» CHALLENGE: Among the lines below, list those containing the string "name".

» DATA TO PROCESS:
———

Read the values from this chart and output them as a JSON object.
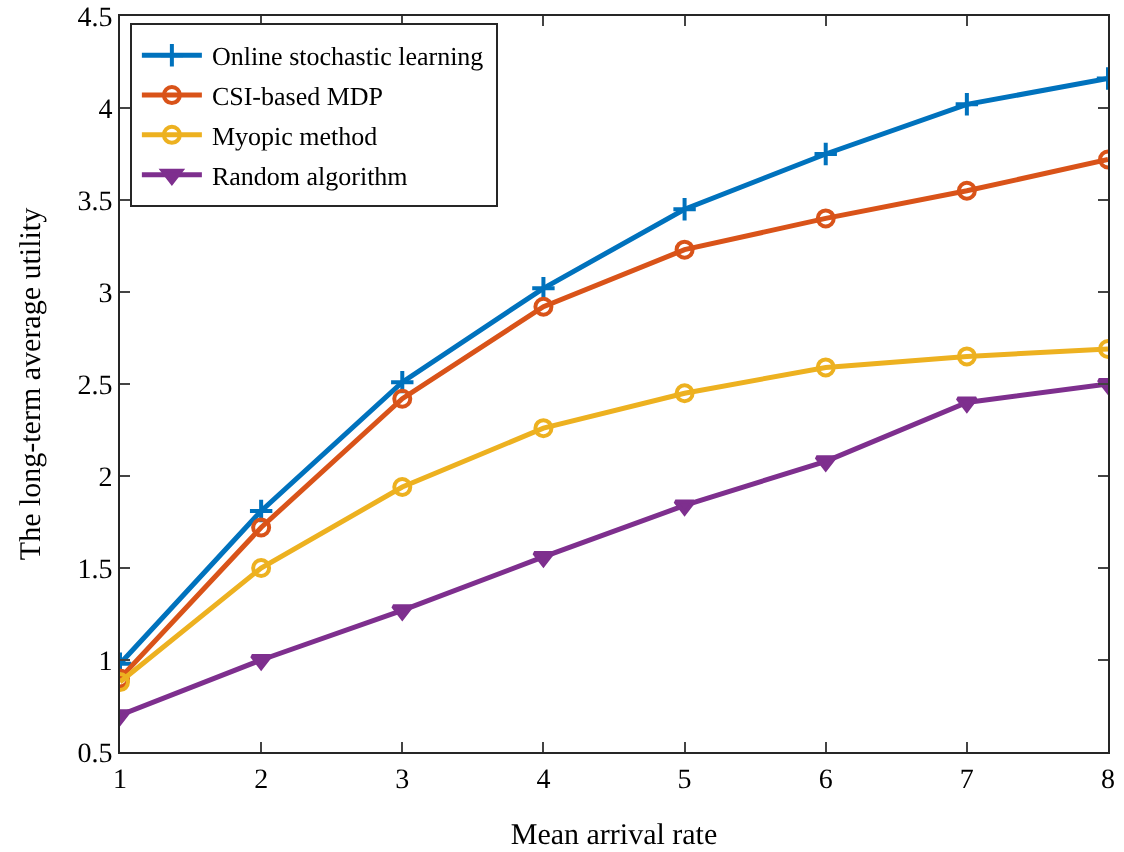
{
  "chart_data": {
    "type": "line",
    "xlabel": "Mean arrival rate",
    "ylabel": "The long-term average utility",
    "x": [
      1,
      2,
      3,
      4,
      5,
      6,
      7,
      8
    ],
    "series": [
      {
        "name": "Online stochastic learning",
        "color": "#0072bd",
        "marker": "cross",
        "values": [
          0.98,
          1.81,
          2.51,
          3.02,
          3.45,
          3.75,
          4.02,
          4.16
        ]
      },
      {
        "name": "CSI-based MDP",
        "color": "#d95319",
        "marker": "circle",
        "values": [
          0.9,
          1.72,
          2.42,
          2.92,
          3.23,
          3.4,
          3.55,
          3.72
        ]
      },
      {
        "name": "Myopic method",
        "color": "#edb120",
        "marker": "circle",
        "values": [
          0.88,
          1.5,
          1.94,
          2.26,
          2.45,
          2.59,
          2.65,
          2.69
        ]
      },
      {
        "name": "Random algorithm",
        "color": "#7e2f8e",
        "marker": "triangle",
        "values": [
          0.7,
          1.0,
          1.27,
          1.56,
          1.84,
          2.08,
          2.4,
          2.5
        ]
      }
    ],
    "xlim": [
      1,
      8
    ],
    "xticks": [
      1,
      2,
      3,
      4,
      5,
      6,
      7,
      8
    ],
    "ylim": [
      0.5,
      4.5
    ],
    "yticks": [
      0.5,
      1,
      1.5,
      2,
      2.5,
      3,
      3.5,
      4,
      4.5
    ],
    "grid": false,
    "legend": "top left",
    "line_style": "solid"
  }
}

———

» TASK ANSWER:
        "name": "Online stochastic learning",
        "name": "CSI-based MDP",
        "name": "Myopic method",
        "name": "Random algorithm",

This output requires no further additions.